Collected data:
....

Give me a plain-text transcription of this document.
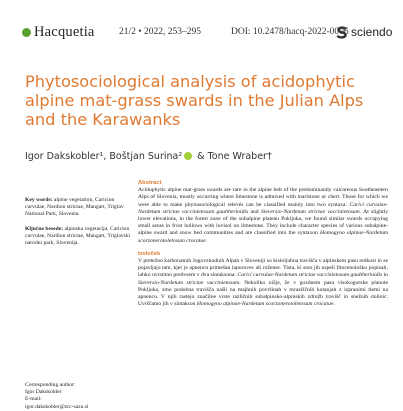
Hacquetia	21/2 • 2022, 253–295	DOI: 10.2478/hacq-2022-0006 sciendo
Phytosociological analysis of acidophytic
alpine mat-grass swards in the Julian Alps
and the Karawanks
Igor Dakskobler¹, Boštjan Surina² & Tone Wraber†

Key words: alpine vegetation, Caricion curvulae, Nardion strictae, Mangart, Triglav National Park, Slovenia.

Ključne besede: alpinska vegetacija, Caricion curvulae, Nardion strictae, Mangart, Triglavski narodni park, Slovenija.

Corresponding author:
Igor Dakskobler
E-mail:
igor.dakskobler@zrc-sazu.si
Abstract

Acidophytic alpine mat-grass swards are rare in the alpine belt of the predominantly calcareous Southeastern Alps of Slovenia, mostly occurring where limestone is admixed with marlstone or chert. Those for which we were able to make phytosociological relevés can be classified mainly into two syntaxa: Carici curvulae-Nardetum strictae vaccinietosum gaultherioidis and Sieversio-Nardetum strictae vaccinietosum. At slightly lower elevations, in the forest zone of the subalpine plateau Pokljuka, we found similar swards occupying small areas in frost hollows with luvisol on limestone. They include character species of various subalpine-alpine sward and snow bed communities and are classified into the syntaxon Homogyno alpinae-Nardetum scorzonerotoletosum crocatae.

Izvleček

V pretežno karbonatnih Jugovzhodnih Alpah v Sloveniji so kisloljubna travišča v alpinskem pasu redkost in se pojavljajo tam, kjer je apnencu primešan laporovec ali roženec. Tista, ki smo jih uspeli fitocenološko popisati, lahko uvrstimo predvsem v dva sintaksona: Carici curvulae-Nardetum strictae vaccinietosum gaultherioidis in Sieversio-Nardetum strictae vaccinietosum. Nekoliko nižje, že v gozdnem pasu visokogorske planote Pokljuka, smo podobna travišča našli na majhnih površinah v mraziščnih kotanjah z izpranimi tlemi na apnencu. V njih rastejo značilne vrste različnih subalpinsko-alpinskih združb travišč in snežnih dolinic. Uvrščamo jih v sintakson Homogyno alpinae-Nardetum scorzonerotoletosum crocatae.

....

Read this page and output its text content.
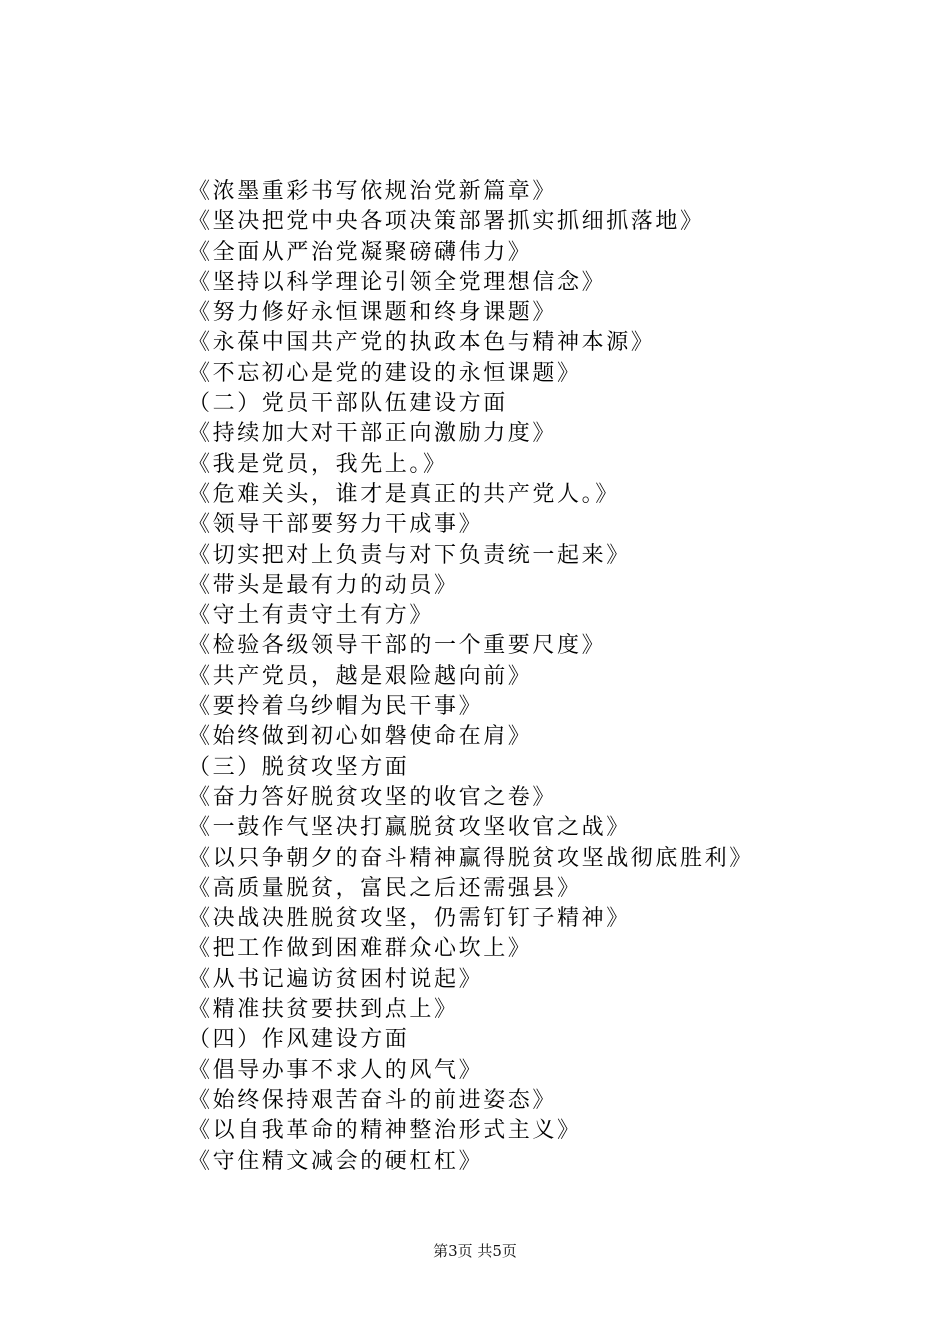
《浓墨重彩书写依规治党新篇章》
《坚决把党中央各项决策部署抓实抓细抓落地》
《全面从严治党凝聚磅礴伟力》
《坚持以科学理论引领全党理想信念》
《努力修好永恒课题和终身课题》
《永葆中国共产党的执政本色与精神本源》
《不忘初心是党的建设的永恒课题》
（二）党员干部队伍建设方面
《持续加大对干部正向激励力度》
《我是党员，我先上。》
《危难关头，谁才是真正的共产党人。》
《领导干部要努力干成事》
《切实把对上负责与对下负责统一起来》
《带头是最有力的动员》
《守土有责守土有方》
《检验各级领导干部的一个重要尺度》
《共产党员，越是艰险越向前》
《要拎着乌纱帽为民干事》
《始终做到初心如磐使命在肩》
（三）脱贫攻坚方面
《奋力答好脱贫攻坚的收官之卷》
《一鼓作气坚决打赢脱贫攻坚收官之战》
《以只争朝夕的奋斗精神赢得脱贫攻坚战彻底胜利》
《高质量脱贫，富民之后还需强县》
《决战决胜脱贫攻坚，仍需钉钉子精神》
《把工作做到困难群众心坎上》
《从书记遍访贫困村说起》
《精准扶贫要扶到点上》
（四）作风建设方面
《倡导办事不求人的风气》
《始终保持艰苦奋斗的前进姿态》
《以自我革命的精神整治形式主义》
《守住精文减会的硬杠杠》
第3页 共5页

....

§ Task brief: Extract all lines containing the word "this".

§ Exercise result:
Give me a plain-text transcription of this document.
Read this page and output its text content.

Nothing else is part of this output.